> _Tasks and exercises_:
(1) Translate this sentence from the question on C++ implicit conversions into Spanish: "If that's the case, in what scenario the smaller type values won't fit in the larger one?"
(2) Copy a passage from the question on C++ implicit conversions without any changes. Begin at the words "u will be converted" and stop after "the larger one?".

> _Extract to read_:
---+---

I understand that, regarding implicit conversions, if we have an unsigned type operand and a signed type operand, and the type of the unsigned operand is the same as (or larger) than the type of the signed operand, the signed operand will be converted to unsigned.

So:

unsigned int u = 10;  
signed int s = -8;

std::cout << s + u << std::endl;

//prints 2 because it will convert `s` to `unsigned int`, now `s` has the value
//4294967288, then it will add `u` to it, which is an out-of-range value, so,
//in my machine, `4294967298 % 4294967296 = 2`

What I don't understand - I read that if the signed operand has a larger type than the unsigned operand:

  • if all values in the unsigned type fit in the larger type then the unsigned operand is converted to the signed type

  • if the values in the unsigned type don't fit in the larger type, then the signed operand will be converted to the unsigned type

so in the following code:

signed long long s = -8;
unsigned int u = 10;
std::cout << s + u << std::endl;

u will be converted to signed long long because int values can fit in signed long long??

If that's the case, in what scenario the smaller type values won't fit in the larger one?

---+---

> _Source data_:

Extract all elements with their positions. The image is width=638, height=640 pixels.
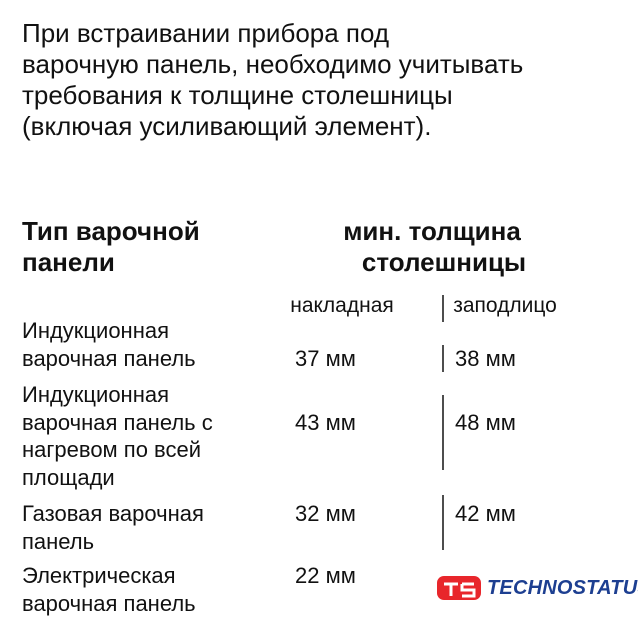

---+---

> _Answers_:
(1) Si ese es el caso, ¿en qué situación los valores del tipo más pequeño no cabrán en el más grande?

(2)
u will be converted to signed long long because int values can fit in signed long long??

If that's the case, in what scenario the smaller type values won't fit in the larger one?